INFORMATION SUPPLIED Start Marker

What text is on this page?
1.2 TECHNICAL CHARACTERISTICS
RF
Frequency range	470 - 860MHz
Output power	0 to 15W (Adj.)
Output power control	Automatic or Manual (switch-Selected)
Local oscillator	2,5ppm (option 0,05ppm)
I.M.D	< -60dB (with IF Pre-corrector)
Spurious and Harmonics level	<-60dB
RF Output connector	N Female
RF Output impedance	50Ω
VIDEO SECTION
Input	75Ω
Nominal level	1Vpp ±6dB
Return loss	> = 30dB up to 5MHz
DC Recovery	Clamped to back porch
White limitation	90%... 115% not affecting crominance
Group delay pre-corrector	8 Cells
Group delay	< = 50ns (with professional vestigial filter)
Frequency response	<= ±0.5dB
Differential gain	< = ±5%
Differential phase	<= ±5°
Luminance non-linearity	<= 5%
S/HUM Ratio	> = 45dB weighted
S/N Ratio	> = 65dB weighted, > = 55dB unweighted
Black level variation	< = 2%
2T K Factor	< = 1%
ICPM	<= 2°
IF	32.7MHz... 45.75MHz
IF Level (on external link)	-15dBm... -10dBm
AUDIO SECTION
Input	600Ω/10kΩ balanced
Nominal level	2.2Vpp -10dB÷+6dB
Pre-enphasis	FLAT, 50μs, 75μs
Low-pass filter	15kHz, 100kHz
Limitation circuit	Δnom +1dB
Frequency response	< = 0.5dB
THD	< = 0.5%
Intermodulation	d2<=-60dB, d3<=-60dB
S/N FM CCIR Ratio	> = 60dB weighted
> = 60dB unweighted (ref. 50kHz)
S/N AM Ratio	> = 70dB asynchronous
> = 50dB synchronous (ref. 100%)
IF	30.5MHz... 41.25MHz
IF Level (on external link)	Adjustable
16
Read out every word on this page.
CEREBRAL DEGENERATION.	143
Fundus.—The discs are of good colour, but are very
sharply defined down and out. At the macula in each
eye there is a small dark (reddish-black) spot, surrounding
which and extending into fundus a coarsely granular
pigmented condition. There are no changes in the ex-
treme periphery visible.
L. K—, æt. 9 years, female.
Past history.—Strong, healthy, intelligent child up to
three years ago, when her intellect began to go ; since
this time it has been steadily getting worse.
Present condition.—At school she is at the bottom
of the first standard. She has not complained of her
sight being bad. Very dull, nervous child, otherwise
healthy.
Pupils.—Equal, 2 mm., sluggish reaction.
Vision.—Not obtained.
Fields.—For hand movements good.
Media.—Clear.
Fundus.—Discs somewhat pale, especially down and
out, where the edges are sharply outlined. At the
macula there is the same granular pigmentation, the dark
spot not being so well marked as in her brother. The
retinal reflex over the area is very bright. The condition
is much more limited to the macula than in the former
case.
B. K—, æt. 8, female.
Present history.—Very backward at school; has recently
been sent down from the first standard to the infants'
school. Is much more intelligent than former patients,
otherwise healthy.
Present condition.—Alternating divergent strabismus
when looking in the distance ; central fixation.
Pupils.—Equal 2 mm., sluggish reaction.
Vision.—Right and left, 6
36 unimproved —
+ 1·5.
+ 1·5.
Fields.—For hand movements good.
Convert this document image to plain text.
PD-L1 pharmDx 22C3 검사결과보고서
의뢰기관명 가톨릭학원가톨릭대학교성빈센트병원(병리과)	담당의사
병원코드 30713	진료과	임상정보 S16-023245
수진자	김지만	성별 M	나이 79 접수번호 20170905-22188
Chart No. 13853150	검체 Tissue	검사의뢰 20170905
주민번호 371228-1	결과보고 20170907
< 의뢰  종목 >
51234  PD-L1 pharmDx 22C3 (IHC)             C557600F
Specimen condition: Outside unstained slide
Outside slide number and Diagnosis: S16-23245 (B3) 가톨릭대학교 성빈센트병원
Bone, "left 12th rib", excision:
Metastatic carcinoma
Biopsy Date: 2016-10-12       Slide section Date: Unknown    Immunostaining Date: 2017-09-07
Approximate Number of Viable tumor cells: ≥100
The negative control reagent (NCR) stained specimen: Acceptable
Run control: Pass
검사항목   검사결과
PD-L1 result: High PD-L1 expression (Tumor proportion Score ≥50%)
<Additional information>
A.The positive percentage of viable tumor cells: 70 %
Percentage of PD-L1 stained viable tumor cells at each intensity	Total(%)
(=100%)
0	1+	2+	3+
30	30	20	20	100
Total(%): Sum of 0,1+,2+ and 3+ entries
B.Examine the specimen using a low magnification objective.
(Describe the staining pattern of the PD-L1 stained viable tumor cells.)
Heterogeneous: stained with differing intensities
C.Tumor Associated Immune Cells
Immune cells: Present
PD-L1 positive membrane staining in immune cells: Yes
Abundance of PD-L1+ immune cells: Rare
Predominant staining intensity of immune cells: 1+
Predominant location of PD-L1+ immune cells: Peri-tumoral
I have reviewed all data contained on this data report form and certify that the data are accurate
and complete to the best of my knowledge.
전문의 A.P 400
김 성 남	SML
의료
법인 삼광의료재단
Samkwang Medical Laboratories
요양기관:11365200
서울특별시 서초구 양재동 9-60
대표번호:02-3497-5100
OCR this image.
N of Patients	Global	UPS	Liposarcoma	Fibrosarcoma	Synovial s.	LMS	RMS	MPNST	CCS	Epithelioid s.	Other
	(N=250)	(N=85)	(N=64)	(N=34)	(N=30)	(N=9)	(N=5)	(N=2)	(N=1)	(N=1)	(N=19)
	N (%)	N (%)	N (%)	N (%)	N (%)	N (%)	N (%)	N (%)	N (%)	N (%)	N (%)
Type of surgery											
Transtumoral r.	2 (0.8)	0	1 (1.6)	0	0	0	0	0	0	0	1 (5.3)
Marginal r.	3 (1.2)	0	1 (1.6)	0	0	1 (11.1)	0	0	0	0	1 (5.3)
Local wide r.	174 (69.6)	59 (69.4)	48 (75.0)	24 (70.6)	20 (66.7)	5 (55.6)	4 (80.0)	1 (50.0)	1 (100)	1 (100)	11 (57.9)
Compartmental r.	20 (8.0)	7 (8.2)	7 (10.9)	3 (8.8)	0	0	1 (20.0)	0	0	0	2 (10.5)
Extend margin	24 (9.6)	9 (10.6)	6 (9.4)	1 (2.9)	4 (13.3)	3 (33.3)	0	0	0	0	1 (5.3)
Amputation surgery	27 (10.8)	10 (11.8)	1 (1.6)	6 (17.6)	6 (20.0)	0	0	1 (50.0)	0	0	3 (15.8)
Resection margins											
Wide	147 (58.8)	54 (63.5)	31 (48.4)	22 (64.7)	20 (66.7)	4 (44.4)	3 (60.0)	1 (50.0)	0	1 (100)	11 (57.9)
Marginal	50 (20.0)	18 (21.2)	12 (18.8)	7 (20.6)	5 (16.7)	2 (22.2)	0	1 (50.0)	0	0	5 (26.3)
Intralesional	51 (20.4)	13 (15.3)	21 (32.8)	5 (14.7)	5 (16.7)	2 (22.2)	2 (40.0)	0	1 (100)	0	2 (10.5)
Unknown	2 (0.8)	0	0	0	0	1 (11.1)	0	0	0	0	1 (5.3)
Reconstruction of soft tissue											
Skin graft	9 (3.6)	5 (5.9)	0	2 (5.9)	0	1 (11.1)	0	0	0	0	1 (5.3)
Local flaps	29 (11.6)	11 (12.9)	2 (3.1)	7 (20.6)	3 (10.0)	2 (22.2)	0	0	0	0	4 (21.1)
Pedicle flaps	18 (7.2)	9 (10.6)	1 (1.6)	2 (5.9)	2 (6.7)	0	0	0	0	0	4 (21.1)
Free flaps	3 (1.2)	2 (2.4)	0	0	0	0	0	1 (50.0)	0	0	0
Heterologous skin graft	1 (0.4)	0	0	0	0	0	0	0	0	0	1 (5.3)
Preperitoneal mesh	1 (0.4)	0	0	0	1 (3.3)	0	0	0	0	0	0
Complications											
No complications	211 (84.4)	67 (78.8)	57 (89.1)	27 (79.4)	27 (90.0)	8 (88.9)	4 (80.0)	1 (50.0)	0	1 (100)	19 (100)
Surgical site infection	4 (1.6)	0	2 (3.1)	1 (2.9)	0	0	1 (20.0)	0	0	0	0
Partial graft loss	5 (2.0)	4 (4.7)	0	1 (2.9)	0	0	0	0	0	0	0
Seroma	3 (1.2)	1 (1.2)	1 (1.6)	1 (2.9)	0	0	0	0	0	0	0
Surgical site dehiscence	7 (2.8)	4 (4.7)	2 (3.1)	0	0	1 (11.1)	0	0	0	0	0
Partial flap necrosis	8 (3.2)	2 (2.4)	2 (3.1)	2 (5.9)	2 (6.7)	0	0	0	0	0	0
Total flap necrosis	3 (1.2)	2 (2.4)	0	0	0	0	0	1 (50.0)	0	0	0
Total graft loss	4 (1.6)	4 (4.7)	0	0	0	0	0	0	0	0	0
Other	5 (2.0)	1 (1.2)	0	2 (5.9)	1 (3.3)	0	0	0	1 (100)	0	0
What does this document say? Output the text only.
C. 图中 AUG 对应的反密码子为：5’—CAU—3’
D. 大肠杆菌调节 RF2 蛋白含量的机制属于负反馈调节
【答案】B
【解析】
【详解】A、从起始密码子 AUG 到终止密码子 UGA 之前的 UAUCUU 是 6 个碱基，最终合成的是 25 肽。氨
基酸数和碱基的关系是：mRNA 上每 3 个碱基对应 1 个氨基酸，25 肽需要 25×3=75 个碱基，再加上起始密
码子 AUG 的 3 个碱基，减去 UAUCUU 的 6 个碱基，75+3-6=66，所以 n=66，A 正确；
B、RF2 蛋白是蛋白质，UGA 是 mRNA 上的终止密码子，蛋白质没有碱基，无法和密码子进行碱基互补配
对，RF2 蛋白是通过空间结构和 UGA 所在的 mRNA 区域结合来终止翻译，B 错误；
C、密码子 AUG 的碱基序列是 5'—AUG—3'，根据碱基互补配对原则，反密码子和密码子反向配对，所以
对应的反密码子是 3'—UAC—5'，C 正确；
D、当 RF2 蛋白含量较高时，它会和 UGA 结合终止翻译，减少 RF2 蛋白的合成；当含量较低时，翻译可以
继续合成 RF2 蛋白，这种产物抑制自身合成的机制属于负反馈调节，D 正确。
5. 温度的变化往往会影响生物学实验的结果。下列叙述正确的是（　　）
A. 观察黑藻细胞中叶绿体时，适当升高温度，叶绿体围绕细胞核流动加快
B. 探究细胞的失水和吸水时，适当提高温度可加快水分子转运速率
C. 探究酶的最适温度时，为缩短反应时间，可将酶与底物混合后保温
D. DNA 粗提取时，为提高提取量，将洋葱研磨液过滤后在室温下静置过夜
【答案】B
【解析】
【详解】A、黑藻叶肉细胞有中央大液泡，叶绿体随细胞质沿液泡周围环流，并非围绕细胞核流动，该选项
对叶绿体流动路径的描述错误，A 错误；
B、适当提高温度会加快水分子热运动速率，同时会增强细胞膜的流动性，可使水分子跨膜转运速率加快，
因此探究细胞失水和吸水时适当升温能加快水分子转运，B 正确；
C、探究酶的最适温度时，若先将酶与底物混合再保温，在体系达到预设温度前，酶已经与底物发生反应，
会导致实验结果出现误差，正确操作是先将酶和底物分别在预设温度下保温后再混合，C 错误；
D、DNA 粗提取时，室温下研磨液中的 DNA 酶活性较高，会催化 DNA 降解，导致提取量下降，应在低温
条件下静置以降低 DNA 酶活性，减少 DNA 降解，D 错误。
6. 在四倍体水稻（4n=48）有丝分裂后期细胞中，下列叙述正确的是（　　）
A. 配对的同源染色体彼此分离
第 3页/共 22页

INFORMATION SUPPLIED End Marker

### YOUR OBJECTIVE
Copy out every line from the records that has the word "Vision".

### SOLUTION TO THE PROBLEM
Vision.—Not obtained.
Vision.—Right and left, 6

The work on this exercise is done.